Records from a data collection
****************************************

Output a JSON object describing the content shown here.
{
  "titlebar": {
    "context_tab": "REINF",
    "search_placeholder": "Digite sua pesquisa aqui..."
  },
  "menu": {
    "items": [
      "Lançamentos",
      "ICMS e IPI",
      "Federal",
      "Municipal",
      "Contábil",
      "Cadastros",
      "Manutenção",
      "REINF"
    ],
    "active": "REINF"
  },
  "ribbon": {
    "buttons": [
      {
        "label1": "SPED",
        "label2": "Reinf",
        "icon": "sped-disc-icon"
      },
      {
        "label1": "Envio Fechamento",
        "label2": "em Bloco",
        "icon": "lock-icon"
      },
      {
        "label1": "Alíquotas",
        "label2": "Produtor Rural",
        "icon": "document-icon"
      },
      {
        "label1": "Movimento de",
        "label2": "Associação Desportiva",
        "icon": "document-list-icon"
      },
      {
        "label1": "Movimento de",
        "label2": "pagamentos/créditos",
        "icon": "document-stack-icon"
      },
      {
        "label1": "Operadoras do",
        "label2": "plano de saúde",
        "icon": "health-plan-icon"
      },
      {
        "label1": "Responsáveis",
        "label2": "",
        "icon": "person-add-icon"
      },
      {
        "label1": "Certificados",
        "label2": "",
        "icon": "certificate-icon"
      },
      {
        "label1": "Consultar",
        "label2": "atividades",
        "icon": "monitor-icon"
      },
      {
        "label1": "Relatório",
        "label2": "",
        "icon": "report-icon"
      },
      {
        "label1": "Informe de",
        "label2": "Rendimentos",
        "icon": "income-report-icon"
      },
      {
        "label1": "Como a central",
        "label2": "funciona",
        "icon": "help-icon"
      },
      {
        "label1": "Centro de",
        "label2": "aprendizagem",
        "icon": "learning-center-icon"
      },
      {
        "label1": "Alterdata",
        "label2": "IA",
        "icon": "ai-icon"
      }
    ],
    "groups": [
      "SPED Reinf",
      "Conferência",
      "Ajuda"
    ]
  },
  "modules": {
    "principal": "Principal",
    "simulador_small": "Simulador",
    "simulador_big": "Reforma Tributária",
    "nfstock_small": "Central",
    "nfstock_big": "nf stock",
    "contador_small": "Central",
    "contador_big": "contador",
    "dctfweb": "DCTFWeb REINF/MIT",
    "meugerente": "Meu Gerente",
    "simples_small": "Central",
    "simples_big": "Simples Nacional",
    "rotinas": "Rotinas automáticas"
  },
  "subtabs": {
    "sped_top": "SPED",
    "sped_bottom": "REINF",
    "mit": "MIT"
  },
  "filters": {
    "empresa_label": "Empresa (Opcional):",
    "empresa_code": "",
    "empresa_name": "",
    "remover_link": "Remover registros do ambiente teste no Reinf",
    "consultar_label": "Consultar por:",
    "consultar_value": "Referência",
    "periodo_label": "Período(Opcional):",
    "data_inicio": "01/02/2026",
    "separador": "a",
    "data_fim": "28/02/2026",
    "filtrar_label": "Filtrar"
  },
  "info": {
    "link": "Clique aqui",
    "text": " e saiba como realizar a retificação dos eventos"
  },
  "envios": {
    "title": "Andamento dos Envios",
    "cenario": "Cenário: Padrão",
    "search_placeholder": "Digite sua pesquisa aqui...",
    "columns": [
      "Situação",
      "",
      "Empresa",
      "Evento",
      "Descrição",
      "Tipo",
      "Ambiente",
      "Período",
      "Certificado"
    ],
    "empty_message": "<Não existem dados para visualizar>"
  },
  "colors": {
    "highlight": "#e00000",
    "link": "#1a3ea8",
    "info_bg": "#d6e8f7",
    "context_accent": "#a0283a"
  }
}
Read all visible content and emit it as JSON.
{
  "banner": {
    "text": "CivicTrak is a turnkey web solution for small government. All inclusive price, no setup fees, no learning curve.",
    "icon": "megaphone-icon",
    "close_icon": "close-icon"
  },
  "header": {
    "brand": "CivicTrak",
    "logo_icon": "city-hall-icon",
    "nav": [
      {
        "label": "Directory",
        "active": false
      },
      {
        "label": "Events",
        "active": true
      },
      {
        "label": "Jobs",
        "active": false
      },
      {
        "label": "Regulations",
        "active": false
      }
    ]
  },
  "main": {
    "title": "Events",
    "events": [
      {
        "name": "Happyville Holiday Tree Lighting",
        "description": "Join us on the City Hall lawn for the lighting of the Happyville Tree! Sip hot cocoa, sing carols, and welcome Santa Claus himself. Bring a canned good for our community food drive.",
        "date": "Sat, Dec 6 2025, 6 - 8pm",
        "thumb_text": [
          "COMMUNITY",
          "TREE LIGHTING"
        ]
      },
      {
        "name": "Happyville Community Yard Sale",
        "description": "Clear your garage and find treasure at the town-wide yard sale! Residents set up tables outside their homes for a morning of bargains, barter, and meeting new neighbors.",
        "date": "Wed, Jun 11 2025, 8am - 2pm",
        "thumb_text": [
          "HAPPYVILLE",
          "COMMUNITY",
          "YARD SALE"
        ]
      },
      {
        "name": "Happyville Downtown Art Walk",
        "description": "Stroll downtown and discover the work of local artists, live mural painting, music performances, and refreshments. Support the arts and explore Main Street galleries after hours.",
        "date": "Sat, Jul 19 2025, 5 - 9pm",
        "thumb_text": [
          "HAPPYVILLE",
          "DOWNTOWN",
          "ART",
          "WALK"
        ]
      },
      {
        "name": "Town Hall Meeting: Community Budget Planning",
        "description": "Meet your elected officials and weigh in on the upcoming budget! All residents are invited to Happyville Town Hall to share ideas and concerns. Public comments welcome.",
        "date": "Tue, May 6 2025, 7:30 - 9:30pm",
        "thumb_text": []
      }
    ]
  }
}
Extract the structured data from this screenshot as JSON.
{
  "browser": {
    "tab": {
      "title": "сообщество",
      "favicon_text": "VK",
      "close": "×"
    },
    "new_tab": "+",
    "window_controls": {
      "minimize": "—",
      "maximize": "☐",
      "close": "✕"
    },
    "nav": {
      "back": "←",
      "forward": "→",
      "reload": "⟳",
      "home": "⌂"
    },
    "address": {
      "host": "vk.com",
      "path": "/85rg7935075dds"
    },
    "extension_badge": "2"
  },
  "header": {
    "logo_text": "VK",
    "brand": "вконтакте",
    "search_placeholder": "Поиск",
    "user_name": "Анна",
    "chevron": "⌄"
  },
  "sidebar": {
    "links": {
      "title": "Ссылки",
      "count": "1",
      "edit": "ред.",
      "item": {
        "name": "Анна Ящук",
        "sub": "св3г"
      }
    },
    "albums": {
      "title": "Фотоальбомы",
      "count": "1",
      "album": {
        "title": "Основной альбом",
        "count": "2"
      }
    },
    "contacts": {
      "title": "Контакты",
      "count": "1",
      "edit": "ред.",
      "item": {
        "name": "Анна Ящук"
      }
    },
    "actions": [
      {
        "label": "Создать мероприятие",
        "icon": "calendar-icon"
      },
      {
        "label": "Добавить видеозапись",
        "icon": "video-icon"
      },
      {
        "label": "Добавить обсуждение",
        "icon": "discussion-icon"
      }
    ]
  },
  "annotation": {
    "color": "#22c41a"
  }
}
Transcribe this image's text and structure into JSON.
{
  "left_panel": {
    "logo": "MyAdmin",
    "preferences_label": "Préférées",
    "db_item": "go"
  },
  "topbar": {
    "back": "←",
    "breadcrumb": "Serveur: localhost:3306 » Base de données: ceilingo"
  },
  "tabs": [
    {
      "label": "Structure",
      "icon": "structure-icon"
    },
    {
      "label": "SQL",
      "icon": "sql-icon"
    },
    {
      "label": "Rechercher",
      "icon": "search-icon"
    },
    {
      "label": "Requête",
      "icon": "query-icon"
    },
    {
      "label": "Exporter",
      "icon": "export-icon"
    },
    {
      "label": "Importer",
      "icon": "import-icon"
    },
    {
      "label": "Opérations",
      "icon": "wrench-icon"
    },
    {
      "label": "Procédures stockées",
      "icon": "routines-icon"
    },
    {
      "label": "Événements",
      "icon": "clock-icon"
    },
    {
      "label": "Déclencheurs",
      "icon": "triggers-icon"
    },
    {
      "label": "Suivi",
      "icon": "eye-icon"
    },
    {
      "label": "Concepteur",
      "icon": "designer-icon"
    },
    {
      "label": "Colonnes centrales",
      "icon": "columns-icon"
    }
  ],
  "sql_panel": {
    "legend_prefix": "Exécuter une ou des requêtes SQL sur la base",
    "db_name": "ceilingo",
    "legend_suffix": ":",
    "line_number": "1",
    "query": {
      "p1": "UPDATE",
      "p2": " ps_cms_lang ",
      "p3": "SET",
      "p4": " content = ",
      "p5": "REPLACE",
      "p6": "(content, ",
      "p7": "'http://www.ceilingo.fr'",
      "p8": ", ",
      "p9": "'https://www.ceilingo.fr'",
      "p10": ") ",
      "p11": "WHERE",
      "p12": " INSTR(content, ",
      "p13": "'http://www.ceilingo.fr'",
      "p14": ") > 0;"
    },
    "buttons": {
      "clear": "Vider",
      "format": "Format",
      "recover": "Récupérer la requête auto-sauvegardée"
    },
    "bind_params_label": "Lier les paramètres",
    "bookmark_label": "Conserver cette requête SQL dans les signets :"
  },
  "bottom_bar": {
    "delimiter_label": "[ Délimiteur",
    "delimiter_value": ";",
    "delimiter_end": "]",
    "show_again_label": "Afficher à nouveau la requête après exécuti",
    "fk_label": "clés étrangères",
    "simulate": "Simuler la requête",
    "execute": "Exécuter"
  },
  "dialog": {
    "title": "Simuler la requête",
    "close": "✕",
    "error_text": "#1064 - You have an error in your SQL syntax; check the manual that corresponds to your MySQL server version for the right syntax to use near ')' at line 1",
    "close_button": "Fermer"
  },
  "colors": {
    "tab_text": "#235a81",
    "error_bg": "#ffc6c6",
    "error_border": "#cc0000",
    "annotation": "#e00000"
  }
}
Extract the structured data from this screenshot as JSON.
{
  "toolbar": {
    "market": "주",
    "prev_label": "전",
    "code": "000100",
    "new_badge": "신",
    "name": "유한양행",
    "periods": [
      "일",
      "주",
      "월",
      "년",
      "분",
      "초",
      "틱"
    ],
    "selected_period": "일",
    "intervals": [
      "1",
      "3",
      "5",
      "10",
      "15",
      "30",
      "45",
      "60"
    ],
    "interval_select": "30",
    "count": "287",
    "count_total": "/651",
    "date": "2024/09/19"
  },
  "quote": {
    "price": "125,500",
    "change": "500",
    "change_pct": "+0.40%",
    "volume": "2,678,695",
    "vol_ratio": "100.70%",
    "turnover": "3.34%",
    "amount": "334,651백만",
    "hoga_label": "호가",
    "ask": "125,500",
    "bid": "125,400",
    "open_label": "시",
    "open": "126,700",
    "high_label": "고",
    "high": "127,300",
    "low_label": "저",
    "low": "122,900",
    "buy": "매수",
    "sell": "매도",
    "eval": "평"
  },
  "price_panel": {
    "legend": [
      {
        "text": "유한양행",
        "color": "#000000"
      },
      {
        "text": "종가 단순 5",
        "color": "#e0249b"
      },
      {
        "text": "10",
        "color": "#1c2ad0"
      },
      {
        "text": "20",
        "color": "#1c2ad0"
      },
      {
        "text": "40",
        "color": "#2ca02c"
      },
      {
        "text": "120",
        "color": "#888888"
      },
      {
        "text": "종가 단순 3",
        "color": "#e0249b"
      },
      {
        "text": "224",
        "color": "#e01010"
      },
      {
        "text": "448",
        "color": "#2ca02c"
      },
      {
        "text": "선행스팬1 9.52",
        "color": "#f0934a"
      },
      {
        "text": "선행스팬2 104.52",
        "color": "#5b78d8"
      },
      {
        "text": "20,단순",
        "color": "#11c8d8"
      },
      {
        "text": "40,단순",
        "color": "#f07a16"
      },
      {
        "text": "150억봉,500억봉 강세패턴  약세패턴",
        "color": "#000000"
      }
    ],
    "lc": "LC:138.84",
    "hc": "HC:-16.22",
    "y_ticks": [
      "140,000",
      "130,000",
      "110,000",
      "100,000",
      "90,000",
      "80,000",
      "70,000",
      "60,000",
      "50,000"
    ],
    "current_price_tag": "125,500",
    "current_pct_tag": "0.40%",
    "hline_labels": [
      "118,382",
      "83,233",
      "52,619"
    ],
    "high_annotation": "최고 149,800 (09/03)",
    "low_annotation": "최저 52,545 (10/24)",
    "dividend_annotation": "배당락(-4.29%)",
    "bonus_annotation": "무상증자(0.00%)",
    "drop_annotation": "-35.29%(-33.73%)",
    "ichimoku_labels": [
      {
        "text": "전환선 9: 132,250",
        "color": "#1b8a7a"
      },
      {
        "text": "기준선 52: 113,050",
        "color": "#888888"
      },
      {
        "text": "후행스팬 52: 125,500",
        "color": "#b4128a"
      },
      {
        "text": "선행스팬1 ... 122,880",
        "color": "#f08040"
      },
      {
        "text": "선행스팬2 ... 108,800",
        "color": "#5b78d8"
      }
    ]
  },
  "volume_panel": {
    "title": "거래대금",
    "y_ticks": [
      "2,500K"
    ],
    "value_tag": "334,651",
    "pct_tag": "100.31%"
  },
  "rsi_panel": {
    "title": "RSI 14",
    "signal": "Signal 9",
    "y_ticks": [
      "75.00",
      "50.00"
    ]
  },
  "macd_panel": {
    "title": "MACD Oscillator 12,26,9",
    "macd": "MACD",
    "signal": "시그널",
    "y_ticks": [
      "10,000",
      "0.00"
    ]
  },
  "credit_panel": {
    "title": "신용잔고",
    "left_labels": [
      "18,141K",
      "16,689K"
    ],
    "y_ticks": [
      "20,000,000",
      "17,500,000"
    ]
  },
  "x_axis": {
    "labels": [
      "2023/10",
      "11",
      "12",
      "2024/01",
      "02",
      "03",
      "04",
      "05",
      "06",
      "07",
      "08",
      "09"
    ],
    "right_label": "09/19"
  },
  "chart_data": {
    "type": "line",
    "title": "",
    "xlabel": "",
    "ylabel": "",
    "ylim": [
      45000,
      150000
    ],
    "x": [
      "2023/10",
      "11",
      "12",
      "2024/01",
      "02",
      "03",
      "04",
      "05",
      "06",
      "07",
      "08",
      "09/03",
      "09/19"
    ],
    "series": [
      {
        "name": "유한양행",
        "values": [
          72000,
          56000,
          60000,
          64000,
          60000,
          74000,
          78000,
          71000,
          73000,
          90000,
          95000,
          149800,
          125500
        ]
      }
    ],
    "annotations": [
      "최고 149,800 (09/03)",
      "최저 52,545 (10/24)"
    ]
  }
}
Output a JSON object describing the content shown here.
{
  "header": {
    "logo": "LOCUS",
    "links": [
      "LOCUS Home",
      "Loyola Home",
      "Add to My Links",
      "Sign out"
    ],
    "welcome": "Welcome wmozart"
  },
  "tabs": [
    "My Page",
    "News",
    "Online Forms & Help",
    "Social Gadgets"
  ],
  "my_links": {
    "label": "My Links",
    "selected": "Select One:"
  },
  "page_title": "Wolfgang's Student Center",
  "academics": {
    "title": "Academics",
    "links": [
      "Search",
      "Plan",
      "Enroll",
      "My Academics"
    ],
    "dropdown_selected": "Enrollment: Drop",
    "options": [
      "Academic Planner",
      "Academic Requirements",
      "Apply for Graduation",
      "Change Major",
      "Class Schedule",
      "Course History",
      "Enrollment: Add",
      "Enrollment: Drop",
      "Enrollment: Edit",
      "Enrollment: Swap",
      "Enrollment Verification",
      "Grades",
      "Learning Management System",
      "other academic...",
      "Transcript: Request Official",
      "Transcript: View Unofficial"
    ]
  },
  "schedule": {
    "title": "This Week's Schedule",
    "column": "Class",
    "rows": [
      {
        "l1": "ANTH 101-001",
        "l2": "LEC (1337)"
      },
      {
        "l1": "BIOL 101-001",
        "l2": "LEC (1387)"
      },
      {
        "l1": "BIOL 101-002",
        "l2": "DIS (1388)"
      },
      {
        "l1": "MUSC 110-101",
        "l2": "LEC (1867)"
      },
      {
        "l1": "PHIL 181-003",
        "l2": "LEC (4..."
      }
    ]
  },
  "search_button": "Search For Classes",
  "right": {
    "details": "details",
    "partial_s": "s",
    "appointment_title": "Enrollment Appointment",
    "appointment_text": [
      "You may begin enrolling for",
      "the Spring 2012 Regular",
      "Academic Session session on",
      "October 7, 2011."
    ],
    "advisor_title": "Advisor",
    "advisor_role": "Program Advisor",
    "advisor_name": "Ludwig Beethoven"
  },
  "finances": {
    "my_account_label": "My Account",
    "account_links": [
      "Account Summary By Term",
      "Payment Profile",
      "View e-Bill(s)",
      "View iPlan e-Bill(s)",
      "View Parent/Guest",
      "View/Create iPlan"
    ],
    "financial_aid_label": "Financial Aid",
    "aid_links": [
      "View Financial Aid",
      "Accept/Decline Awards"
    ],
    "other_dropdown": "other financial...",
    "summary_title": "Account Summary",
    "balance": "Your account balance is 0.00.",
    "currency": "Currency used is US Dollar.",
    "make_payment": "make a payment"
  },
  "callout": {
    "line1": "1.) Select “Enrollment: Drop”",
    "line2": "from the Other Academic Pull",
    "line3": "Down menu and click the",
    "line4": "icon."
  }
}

****************************************

Written request: Extract each line holding the word "report" from the records.

Expected answer:
        "icon": "report-icon"
        "icon": "income-report-icon"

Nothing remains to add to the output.